* Directions:
Count how many lines hold the string "grid", and give only that number.

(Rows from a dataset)
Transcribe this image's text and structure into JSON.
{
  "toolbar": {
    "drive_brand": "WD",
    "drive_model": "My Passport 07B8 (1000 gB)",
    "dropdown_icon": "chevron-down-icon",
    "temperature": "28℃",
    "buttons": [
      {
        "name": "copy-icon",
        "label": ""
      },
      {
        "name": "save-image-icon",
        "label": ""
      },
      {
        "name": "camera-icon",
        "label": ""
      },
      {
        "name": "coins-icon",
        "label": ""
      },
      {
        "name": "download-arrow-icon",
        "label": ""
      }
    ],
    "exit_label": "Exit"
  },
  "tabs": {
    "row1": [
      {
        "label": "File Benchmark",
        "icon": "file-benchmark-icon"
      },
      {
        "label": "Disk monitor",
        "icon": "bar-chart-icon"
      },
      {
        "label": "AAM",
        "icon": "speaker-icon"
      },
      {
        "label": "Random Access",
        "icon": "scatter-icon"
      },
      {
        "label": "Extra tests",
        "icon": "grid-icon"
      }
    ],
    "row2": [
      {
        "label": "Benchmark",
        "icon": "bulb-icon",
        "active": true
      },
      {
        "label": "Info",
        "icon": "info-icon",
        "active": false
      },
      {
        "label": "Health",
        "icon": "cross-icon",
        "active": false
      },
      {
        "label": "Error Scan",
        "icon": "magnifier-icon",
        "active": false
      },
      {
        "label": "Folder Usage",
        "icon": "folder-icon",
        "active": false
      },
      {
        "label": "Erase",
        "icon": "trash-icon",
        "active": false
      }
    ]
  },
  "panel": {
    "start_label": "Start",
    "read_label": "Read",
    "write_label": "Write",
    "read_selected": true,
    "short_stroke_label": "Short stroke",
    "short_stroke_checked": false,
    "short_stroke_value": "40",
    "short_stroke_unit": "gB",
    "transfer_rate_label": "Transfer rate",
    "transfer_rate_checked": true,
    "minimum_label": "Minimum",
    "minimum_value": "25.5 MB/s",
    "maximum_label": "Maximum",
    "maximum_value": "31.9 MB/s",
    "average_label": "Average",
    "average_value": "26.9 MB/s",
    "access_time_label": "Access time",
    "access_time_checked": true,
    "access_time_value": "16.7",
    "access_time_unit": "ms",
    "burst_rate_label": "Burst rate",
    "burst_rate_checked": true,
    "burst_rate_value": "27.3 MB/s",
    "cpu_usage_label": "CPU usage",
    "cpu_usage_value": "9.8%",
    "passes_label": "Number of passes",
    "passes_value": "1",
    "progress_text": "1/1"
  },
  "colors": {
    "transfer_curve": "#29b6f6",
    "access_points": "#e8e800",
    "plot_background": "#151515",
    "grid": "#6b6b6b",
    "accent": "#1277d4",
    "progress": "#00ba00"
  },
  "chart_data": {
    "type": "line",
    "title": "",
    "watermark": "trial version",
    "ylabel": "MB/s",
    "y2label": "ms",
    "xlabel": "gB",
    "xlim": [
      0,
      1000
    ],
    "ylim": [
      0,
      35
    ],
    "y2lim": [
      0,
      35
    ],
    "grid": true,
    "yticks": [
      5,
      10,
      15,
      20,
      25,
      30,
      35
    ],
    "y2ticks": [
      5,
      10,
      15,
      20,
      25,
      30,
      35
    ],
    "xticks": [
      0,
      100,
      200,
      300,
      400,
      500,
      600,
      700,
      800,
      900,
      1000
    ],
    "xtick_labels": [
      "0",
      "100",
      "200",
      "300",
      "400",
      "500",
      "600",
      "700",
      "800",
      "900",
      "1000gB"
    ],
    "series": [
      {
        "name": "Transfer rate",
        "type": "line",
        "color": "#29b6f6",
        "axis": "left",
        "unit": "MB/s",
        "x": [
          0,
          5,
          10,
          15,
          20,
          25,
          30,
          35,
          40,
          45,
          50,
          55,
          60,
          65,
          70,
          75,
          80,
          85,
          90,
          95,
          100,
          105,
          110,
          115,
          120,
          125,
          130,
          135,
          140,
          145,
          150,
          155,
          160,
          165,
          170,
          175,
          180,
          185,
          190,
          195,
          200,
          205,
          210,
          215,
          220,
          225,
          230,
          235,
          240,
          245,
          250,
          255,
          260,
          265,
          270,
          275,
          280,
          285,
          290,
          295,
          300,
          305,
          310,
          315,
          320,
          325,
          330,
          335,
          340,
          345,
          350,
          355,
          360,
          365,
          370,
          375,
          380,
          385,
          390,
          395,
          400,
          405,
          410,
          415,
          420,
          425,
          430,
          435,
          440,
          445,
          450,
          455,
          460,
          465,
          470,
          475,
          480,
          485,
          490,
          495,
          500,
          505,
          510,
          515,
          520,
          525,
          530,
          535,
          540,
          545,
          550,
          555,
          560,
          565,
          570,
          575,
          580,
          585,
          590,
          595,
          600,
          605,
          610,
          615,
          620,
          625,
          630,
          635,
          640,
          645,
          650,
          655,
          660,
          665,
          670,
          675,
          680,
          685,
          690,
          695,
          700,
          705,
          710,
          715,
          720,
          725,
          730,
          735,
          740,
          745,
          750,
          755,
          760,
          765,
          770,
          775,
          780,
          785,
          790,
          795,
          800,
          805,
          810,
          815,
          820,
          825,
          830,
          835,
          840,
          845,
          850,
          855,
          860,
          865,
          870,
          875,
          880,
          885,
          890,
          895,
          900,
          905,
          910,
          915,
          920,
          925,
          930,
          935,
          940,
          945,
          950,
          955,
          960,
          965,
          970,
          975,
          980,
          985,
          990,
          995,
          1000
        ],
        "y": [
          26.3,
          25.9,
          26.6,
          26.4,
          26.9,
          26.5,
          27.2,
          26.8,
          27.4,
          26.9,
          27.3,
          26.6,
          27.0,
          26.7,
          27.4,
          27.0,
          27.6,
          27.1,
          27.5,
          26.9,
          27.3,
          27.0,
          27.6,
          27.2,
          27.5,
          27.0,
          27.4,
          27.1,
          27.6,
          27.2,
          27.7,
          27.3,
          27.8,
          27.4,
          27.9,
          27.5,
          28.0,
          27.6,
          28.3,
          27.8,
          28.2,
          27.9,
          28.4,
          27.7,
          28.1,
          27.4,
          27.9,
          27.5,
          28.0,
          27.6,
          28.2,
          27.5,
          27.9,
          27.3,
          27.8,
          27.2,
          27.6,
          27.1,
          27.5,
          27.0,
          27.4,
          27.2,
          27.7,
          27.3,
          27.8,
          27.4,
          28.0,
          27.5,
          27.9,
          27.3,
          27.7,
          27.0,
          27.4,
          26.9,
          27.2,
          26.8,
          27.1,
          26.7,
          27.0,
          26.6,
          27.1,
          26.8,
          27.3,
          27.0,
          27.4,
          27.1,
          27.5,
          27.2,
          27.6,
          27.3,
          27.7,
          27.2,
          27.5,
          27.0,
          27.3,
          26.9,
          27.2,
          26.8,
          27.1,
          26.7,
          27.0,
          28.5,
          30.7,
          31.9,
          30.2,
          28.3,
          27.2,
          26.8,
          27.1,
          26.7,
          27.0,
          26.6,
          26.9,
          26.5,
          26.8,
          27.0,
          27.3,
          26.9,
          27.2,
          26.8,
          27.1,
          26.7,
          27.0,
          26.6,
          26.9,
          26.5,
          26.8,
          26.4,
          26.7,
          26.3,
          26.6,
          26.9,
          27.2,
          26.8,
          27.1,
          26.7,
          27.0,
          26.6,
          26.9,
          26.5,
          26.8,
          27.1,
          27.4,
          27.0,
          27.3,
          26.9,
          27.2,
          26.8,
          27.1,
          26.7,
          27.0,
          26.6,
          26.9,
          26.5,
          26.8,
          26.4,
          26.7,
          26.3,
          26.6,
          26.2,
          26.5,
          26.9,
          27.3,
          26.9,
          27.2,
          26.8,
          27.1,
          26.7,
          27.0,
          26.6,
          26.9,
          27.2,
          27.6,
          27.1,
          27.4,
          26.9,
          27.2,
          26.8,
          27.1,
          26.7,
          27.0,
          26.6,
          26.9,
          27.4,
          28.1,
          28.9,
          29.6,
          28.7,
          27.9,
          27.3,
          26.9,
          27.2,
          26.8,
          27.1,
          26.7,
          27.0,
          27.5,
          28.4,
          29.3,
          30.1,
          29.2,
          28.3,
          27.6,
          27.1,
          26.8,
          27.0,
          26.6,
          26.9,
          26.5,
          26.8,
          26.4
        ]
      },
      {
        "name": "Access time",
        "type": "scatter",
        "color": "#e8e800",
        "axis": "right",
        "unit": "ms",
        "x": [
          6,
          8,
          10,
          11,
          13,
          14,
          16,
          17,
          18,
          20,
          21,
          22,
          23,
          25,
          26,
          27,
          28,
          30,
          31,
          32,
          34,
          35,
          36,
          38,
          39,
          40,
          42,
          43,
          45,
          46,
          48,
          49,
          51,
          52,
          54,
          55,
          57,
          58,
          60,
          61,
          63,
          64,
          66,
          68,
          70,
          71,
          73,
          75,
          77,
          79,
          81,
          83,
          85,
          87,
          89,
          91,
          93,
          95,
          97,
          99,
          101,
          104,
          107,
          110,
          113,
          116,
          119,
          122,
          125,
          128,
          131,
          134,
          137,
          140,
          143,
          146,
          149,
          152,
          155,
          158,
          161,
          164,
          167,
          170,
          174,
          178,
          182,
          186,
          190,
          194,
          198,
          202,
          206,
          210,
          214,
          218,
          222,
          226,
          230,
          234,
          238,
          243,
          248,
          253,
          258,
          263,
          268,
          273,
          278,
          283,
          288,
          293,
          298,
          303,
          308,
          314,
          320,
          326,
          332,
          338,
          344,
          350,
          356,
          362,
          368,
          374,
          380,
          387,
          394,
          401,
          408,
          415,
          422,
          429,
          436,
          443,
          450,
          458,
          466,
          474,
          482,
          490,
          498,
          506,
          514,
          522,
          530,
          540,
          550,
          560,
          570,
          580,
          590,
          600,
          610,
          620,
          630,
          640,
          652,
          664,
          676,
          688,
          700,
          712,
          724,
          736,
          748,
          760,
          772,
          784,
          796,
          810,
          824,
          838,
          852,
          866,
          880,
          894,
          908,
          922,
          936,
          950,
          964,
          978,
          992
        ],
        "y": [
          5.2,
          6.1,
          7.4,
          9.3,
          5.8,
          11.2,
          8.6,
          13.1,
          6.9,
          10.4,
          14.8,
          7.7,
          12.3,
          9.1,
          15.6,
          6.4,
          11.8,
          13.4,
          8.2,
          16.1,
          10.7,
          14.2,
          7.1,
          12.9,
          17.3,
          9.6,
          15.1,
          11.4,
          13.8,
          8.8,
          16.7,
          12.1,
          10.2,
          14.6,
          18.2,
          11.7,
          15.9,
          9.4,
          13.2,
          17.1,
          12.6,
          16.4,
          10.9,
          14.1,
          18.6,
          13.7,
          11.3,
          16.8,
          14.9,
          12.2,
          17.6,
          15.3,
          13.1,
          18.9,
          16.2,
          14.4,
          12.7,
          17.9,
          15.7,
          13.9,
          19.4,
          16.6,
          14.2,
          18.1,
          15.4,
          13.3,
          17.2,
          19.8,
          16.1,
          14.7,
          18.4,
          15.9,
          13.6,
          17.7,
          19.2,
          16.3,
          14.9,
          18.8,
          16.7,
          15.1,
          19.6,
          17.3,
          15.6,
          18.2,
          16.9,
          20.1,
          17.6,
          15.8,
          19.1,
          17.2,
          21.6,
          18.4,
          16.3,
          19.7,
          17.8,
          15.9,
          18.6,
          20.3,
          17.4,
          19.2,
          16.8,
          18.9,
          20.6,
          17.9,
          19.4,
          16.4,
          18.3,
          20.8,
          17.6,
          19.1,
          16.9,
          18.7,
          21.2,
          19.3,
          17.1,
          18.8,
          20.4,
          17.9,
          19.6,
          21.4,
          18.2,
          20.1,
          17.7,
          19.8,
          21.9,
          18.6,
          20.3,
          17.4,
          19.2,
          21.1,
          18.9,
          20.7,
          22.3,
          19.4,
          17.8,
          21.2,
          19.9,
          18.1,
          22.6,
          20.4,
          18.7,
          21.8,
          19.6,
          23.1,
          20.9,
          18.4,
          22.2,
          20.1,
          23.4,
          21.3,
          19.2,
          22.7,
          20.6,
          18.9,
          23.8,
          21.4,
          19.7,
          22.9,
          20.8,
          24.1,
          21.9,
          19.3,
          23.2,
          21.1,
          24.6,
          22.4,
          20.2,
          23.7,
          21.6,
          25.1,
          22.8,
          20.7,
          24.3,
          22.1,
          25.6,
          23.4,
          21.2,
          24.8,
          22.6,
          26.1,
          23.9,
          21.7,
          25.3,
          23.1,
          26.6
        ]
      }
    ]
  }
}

* Solution to this task:
3